## Begin
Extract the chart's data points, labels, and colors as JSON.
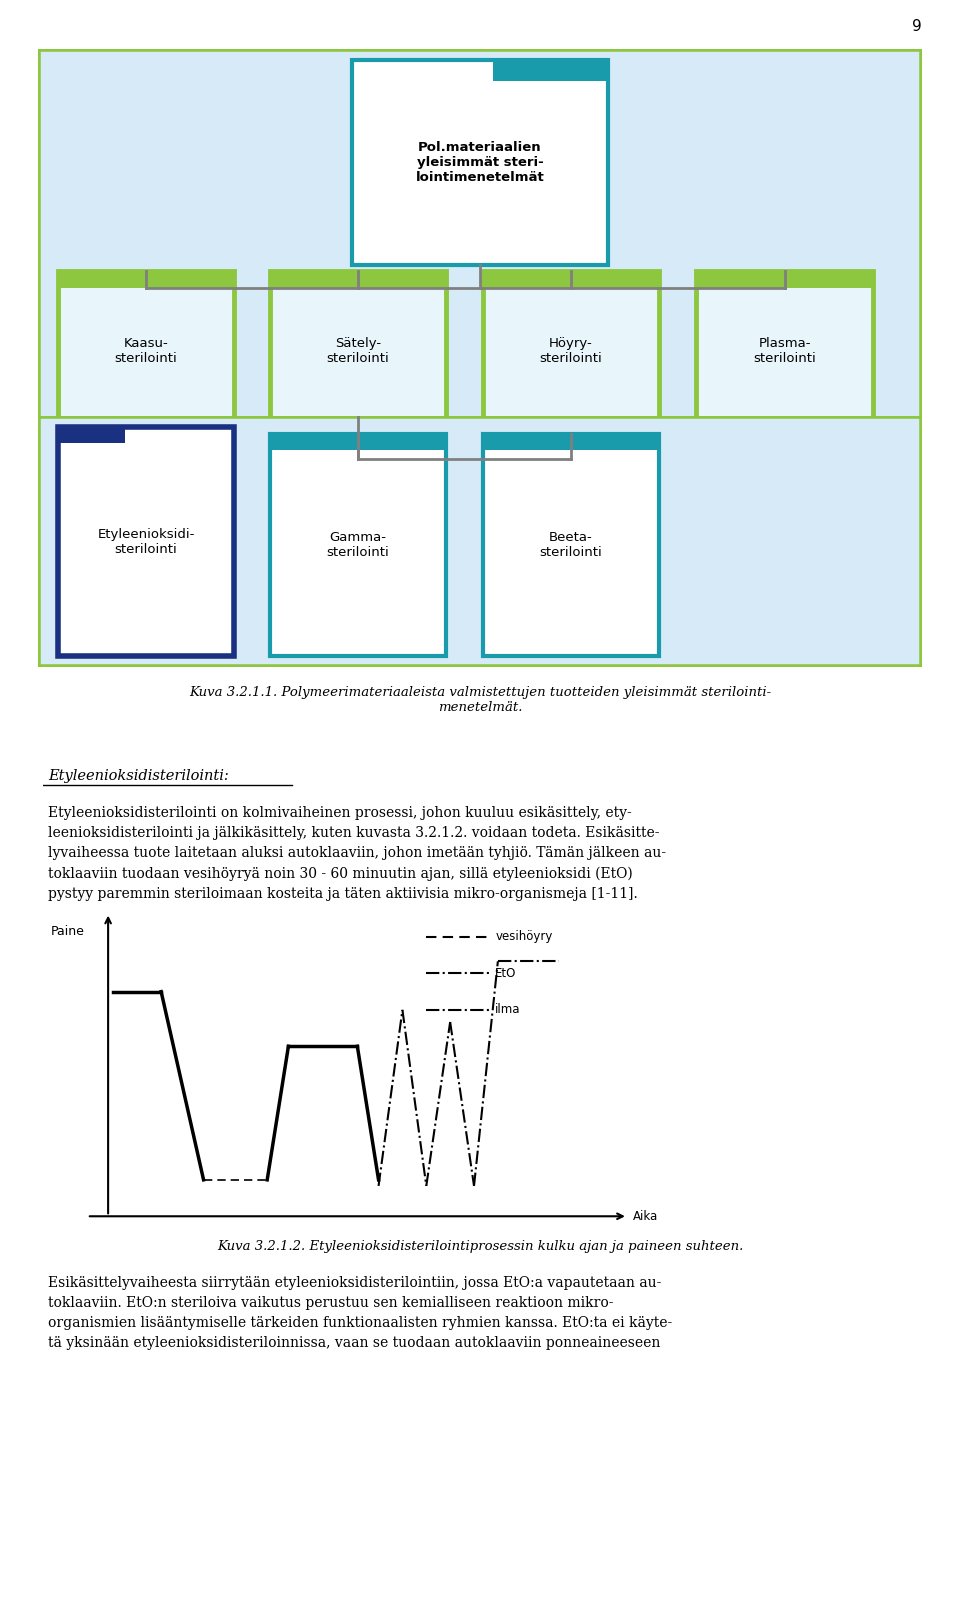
{
  "page_number": "9",
  "bg_diagram": "#d6eaf8",
  "border_green": "#8dc63f",
  "border_teal": "#1a9bab",
  "border_blue": "#1a3080",
  "root_text": "Pol.materiaalien\nyleisimmät steri-\nlointimenetelmät",
  "level1_labels": [
    "Kaasu-\nsterilointi",
    "Sätely-\nsterilointi",
    "Höyry-\nsterilointi",
    "Plasma-\nsterilointi"
  ],
  "level2_labels": [
    "Etyleenioksidi-\nsterilointi",
    "Gamma-\nsterilointi",
    "Beeta-\nsterilointi"
  ],
  "caption1_line1": "Kuva 3.2.1.1. Polymeerimateriaaleista valmistettujen tuotteiden yleisimmät sterilointi-",
  "caption1_line2": "menetelmät.",
  "section_heading": "Etyleenioksidisterilointi:",
  "para1_lines": [
    "Etyleenioksidisterilointi on kolmivaiheinen prosessi, johon kuuluu esikäsittely, ety-",
    "leenioksidisterilointi ja jälkikäsittely, kuten kuvasta 3.2.1.2. voidaan todeta. Esikäsitte-",
    "lyvaiheessa tuote laitetaan aluksi autoklaaviin, johon imetään tyhjiö. Tämän jälkeen au-",
    "toklaaviin tuodaan vesihöyryä noin 30 - 60 minuutin ajan, sillä etyleenioksidi (EtO)",
    "pystyy paremmin steriloimaan kosteita ja täten aktiivisia mikro-organismeja [1-11]."
  ],
  "graph_ylabel": "Paine",
  "graph_xlabel": "Aika",
  "legend_items": [
    "vesihöyry",
    "EtO",
    "ilma"
  ],
  "caption2": "Kuva 3.2.1.2. Etyleenioksidisterilointiprosessin kulku ajan ja paineen suhteen.",
  "para2_lines": [
    "Esikäsittelyvaiheesta siirrytään etyleenioksidisterilointiin, jossa EtO:a vapautetaan au-",
    "toklaaviin. EtO:n steriloiva vaikutus perustuu sen kemialliseen reaktioon mikro-",
    "organismien lisääntymiselle tärkeiden funktionaalisten ryhmien kanssa. EtO:ta ei käyte-",
    "tä yksinään etyleenioksidisteriloinnissa, vaan se tuodaan autoklaaviin ponneaineeseen"
  ]
}
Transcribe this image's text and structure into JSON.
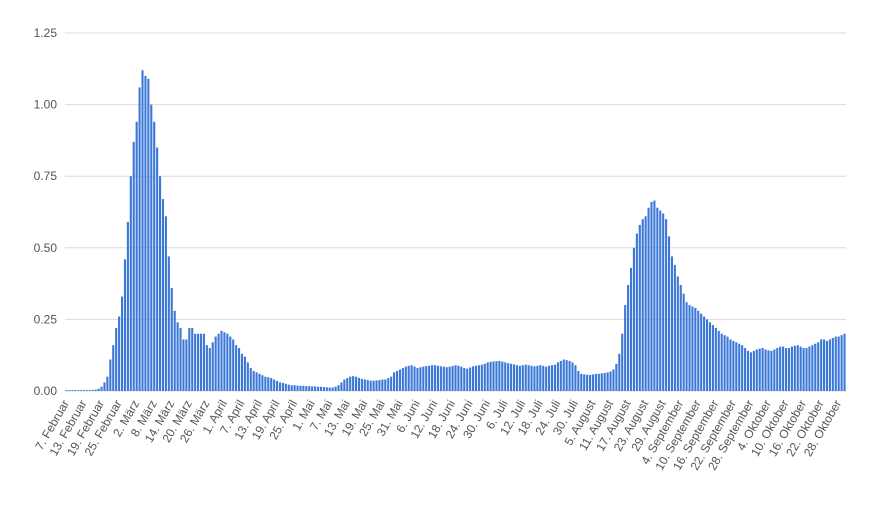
{
  "chart_data": {
    "type": "bar",
    "color": "#3c78d8",
    "grid": true,
    "ylim": [
      0,
      1.25
    ],
    "yticks": [
      {
        "value": 0,
        "label": "0.00"
      },
      {
        "value": 0.25,
        "label": "0.25"
      },
      {
        "value": 0.5,
        "label": "0.50"
      },
      {
        "value": 0.75,
        "label": "0.75"
      },
      {
        "value": 1,
        "label": "1.00"
      },
      {
        "value": 1.25,
        "label": "1.25"
      }
    ],
    "categories": [
      "7. Februar",
      null,
      null,
      null,
      null,
      null,
      "13. Februar",
      null,
      null,
      null,
      null,
      null,
      "19. Februar",
      null,
      null,
      null,
      null,
      null,
      "25. Februar",
      null,
      null,
      null,
      null,
      null,
      "2. März",
      null,
      null,
      null,
      null,
      null,
      "8. März",
      null,
      null,
      null,
      null,
      null,
      "14. März",
      null,
      null,
      null,
      null,
      null,
      "20. März",
      null,
      null,
      null,
      null,
      null,
      "26. März",
      null,
      null,
      null,
      null,
      null,
      "1. April",
      null,
      null,
      null,
      null,
      null,
      "7. April",
      null,
      null,
      null,
      null,
      null,
      "13. April",
      null,
      null,
      null,
      null,
      null,
      "19. April",
      null,
      null,
      null,
      null,
      null,
      "25. April",
      null,
      null,
      null,
      null,
      null,
      "1. Mai",
      null,
      null,
      null,
      null,
      null,
      "7. Mai",
      null,
      null,
      null,
      null,
      null,
      "13. Mai",
      null,
      null,
      null,
      null,
      null,
      "19. Mai",
      null,
      null,
      null,
      null,
      null,
      "25. Mai",
      null,
      null,
      null,
      null,
      null,
      "31. Mai",
      null,
      null,
      null,
      null,
      null,
      "6. Juni",
      null,
      null,
      null,
      null,
      null,
      "12. Juni",
      null,
      null,
      null,
      null,
      null,
      "18. Juni",
      null,
      null,
      null,
      null,
      null,
      "24. Juni",
      null,
      null,
      null,
      null,
      null,
      "30. Juni",
      null,
      null,
      null,
      null,
      null,
      "6. Juli",
      null,
      null,
      null,
      null,
      null,
      "12. Juli",
      null,
      null,
      null,
      null,
      null,
      "18. Juli",
      null,
      null,
      null,
      null,
      null,
      "24. Juli",
      null,
      null,
      null,
      null,
      null,
      "30. Juli",
      null,
      null,
      null,
      null,
      null,
      "5. August",
      null,
      null,
      null,
      null,
      null,
      "11. August",
      null,
      null,
      null,
      null,
      null,
      "17. August",
      null,
      null,
      null,
      null,
      null,
      "23. August",
      null,
      null,
      null,
      null,
      null,
      "29. August",
      null,
      null,
      null,
      null,
      null,
      "4. September",
      null,
      null,
      null,
      null,
      null,
      "10. September",
      null,
      null,
      null,
      null,
      null,
      "16. September",
      null,
      null,
      null,
      null,
      null,
      "22. September",
      null,
      null,
      null,
      null,
      null,
      "28. September",
      null,
      null,
      null,
      null,
      null,
      "4. Oktober",
      null,
      null,
      null,
      null,
      null,
      "10. Oktober",
      null,
      null,
      null,
      null,
      null,
      "16. Oktober",
      null,
      null,
      null,
      null,
      null,
      "22. Oktober",
      null,
      null,
      null,
      null,
      null,
      "28. Oktober",
      null,
      null
    ],
    "values": [
      0.003,
      0.003,
      0.003,
      0.003,
      0.003,
      0.003,
      0.003,
      0.003,
      0.003,
      0.004,
      0.005,
      0.008,
      0.015,
      0.03,
      0.05,
      0.11,
      0.16,
      0.22,
      0.26,
      0.33,
      0.46,
      0.59,
      0.75,
      0.87,
      0.94,
      1.06,
      1.12,
      1.1,
      1.09,
      1.0,
      0.94,
      0.85,
      0.75,
      0.67,
      0.61,
      0.47,
      0.36,
      0.28,
      0.24,
      0.22,
      0.18,
      0.18,
      0.22,
      0.22,
      0.2,
      0.2,
      0.2,
      0.2,
      0.16,
      0.15,
      0.17,
      0.19,
      0.2,
      0.21,
      0.205,
      0.2,
      0.19,
      0.18,
      0.16,
      0.15,
      0.13,
      0.12,
      0.1,
      0.08,
      0.07,
      0.065,
      0.06,
      0.055,
      0.05,
      0.048,
      0.045,
      0.04,
      0.035,
      0.03,
      0.028,
      0.025,
      0.022,
      0.02,
      0.02,
      0.019,
      0.018,
      0.018,
      0.017,
      0.017,
      0.016,
      0.016,
      0.015,
      0.015,
      0.014,
      0.013,
      0.012,
      0.012,
      0.015,
      0.02,
      0.03,
      0.04,
      0.045,
      0.05,
      0.052,
      0.05,
      0.046,
      0.042,
      0.04,
      0.038,
      0.036,
      0.036,
      0.037,
      0.038,
      0.04,
      0.04,
      0.045,
      0.05,
      0.065,
      0.07,
      0.075,
      0.08,
      0.085,
      0.088,
      0.09,
      0.085,
      0.08,
      0.083,
      0.085,
      0.087,
      0.088,
      0.09,
      0.09,
      0.088,
      0.086,
      0.085,
      0.083,
      0.085,
      0.087,
      0.09,
      0.088,
      0.085,
      0.08,
      0.078,
      0.082,
      0.086,
      0.088,
      0.09,
      0.092,
      0.095,
      0.1,
      0.102,
      0.103,
      0.104,
      0.105,
      0.103,
      0.1,
      0.097,
      0.095,
      0.093,
      0.09,
      0.088,
      0.09,
      0.092,
      0.09,
      0.088,
      0.086,
      0.088,
      0.09,
      0.088,
      0.085,
      0.088,
      0.09,
      0.092,
      0.1,
      0.105,
      0.11,
      0.108,
      0.105,
      0.1,
      0.09,
      0.07,
      0.06,
      0.058,
      0.057,
      0.056,
      0.058,
      0.06,
      0.06,
      0.062,
      0.063,
      0.065,
      0.068,
      0.075,
      0.095,
      0.13,
      0.2,
      0.3,
      0.37,
      0.43,
      0.5,
      0.55,
      0.58,
      0.6,
      0.61,
      0.64,
      0.66,
      0.665,
      0.64,
      0.63,
      0.62,
      0.6,
      0.54,
      0.47,
      0.44,
      0.4,
      0.37,
      0.34,
      0.31,
      0.3,
      0.295,
      0.29,
      0.28,
      0.27,
      0.26,
      0.25,
      0.24,
      0.23,
      0.22,
      0.21,
      0.2,
      0.195,
      0.19,
      0.18,
      0.175,
      0.17,
      0.165,
      0.16,
      0.15,
      0.14,
      0.135,
      0.14,
      0.145,
      0.148,
      0.15,
      0.145,
      0.142,
      0.14,
      0.145,
      0.15,
      0.155,
      0.155,
      0.15,
      0.15,
      0.155,
      0.158,
      0.16,
      0.155,
      0.15,
      0.15,
      0.155,
      0.16,
      0.165,
      0.17,
      0.18,
      0.18,
      0.175,
      0.18,
      0.185,
      0.19,
      0.19,
      0.195,
      0.2
    ]
  }
}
## End
TASK TO COMPLETE>
Select and copy every line from the records that includes the word "johon".

EXERCISE SOLUTION>
    "Etyleenioksidisterilointi on kolmivaiheinen prosessi, johon kuuluu esikäsittely, ety-",
    "lyvaiheessa tuote laitetaan aluksi autoklaaviin, johon imetään tyhjiö. Tämän jälkeen au-",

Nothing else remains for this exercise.